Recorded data

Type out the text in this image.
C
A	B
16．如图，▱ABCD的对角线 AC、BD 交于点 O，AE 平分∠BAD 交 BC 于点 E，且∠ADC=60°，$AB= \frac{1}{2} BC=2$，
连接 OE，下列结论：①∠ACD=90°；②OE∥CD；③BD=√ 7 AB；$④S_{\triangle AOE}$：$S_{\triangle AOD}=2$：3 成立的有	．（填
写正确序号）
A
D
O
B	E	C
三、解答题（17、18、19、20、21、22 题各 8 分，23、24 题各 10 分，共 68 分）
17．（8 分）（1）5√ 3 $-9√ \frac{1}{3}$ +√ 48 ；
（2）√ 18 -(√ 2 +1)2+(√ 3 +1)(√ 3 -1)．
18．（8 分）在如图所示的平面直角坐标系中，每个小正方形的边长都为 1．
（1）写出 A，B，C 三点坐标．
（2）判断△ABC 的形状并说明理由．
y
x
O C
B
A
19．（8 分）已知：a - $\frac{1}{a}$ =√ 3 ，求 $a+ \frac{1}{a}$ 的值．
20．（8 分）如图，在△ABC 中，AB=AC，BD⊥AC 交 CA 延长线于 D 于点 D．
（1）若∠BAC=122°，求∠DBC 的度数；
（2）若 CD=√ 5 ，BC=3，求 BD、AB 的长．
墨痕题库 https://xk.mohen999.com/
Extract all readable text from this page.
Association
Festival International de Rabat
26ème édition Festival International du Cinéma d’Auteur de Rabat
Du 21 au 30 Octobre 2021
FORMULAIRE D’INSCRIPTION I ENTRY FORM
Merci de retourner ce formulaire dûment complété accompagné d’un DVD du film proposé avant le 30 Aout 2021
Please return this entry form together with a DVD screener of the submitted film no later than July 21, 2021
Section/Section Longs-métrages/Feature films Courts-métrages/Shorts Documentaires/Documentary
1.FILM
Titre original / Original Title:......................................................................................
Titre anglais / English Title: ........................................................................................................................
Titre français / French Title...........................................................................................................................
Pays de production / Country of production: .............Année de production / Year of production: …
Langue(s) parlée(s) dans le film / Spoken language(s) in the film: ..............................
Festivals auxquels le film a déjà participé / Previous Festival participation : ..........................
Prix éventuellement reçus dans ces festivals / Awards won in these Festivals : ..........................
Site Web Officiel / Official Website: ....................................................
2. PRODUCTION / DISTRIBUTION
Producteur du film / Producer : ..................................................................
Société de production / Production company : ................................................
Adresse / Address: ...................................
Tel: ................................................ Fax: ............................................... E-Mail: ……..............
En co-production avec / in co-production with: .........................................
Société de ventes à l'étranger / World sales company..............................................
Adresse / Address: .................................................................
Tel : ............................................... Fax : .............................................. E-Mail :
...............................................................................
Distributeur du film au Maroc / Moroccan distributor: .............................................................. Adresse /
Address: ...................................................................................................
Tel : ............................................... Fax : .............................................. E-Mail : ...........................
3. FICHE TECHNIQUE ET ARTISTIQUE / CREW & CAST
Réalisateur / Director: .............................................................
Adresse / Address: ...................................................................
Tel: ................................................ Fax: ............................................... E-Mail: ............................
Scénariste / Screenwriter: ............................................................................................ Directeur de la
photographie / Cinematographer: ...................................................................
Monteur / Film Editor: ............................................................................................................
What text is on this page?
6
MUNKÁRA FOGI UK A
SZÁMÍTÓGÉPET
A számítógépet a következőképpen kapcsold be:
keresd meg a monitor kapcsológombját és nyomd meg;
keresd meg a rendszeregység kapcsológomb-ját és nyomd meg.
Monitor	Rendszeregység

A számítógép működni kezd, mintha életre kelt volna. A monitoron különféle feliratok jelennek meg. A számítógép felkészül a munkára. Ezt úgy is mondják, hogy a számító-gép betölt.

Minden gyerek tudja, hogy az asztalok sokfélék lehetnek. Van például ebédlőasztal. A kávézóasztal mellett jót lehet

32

# [Goal]
Copy out every line of the data that includes the word "with".

# [Final result]
Please return this entry form together with a DVD screener of the submitted film no later than July 21, 2021
En co-production avec / in co-production with: .........................................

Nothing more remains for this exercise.